Usando le informazioni:
1. Elenca tutti gli attori nominati nel testo sul nuovo «Pianeta delle scimmie».
2. Nel testo sul nuovo «Pianeta delle scimmie», a quale società neozelandese si appoggia il regista del film per gli effetti?

Aveva preteso che fossero interpretate da attori in carne ed ossa Tim Burton. Stiamo parlando delle scimmie nel suo remake del 2001 del classico della fantascienza di Franklin J. Schaffner datato 1968. L'autore di "Edward mani di forbice", "
Big Fish" e dei primi due "Batman" voleva conservare l'elemento umano, facendo interpretare i suoi primati ad un cast di nomi eccellenti capitanato da Tim Roth e Paul Giamatti, preferendo affidarsi al prodigioso make up di Rick Baker piuttosto che ai maghi della Cgi che avrebbero potuto creare tutto al computer.
Dieci anni dopo, con questa sorta di
prequel (del film del 1968 e della versione targata Tim Burton)-
remake (del quarto film della serie "1999: conquista della Terra" del 1972)-
reboot (che apre le porte ad una possibile nuova lucrativa franchise, e già si parla di trilogia) il nodo di fondo resta il medesimo. Preservare l'umanità dei primati in un mondo digitale. La scelta operata dall'emergente regista Ruper Wyatt, con l'ausilio dei prodigiosi tecnici della neozelandese Weta (già dietro gli effetti visivi di "
Avatar") prosegue lungo la strada inaugurata da Zemeckis e il "suo"
performance capture. Ossia catturare i movimenti di un vero attore (in questo caso l'ormai rodato, e bravissimo, Andy Serkis, che già si celava dietro le interpretazioni dei Jacksoniani Gollum e King Kong) e riplasmarli in computer graphic, in modo da eliminare i limiti dell'interpretazione "fisica". Una tecnica ormai sempre più utilizzata nel cinema
mainstream (dal già citato "Avatar" al sorprendente cartoon "
Rango") che trasmette alle creature digitali in azione sullo schermo un'inusuale sensazione di realismo e umanità. In questo modo anche Tim Burton può dormire sereno: il carico emozionale di questo nuovo "Pianeta delle scimmie" è sobbarcato interamente dai primati digitali, mentre il cast, incolore, di umani, è messo in secondo piano, volutamente, forse, poco sfumato. Forse una maniera, per quanto ambigua o involontaria, per sancire il definitivo predominio del bit sopra l'umano. Come i Wachowski in "Matrix", Wyatt mette in scena una rivoluzione antitecnocratica (la natura che si ribella agli esperimenti dell'uomo, un tema vecchio come il mondo) utilizzando tutte le risorse del mondo digitale che finge di ripudiare.

Informazioni fornite:
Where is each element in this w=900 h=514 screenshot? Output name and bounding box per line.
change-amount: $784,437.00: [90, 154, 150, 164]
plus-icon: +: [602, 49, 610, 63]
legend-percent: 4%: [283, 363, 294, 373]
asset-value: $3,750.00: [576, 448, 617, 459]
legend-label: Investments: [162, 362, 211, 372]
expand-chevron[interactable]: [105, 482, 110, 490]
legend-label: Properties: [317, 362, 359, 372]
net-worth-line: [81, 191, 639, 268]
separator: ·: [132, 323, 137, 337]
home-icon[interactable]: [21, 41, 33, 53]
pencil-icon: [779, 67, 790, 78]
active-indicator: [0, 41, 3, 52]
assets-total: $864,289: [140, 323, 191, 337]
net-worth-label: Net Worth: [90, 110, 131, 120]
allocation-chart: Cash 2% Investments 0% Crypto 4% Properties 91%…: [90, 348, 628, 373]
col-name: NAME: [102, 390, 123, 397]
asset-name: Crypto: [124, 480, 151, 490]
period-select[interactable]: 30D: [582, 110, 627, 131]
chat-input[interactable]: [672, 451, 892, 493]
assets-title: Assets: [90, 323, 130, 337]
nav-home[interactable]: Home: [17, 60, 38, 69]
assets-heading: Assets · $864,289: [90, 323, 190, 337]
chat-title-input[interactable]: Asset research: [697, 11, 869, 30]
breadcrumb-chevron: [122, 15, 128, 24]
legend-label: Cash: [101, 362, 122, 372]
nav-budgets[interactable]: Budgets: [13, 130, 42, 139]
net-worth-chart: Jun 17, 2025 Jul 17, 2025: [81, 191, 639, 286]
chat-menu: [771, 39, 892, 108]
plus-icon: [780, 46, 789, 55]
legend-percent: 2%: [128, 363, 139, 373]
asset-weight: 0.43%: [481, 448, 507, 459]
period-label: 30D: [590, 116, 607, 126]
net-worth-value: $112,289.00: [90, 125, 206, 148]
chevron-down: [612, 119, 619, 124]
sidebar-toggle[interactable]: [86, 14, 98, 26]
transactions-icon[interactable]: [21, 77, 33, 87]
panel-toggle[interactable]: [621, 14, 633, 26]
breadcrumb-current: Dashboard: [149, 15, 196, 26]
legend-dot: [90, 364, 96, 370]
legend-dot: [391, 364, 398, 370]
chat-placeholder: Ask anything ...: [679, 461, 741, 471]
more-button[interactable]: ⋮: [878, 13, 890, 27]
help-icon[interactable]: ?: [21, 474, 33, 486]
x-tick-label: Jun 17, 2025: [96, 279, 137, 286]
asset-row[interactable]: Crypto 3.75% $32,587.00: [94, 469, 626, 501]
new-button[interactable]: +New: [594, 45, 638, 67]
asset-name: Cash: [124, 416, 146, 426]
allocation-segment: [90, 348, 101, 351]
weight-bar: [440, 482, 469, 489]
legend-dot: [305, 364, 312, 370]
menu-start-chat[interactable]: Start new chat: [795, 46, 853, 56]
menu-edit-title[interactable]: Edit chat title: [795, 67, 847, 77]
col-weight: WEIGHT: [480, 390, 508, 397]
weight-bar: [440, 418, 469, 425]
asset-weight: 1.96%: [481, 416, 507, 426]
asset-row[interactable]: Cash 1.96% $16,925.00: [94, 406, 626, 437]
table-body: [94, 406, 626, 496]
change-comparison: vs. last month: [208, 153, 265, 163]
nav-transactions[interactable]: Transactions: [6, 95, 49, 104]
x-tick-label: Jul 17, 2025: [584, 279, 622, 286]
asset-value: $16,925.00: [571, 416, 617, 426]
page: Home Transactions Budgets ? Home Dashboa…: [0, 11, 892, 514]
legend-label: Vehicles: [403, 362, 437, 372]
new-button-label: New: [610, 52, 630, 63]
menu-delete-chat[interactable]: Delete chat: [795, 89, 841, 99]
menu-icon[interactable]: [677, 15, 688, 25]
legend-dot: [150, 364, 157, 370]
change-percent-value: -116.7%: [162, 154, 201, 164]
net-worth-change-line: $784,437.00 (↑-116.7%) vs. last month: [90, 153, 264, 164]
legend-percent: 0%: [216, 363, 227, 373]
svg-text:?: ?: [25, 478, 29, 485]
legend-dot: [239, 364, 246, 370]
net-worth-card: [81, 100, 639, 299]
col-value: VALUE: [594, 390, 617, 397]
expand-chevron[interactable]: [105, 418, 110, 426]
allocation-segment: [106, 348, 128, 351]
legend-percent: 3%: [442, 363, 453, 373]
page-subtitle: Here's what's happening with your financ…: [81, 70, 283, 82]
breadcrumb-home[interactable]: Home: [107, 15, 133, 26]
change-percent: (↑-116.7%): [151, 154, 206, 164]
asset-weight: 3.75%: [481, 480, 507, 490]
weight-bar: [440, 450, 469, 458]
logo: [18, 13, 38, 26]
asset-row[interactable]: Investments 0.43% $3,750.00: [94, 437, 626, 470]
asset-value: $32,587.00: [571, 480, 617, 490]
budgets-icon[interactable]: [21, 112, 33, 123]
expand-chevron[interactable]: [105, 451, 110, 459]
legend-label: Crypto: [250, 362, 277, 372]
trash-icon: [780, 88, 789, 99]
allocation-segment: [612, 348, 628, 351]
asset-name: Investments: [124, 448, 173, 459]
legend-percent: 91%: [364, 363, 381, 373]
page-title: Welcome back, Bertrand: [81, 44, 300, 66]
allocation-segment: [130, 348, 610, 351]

Risposte in ordine:
1. Tim Roth, Paul Giamatti, Andy Serkis

2. Alla Weta.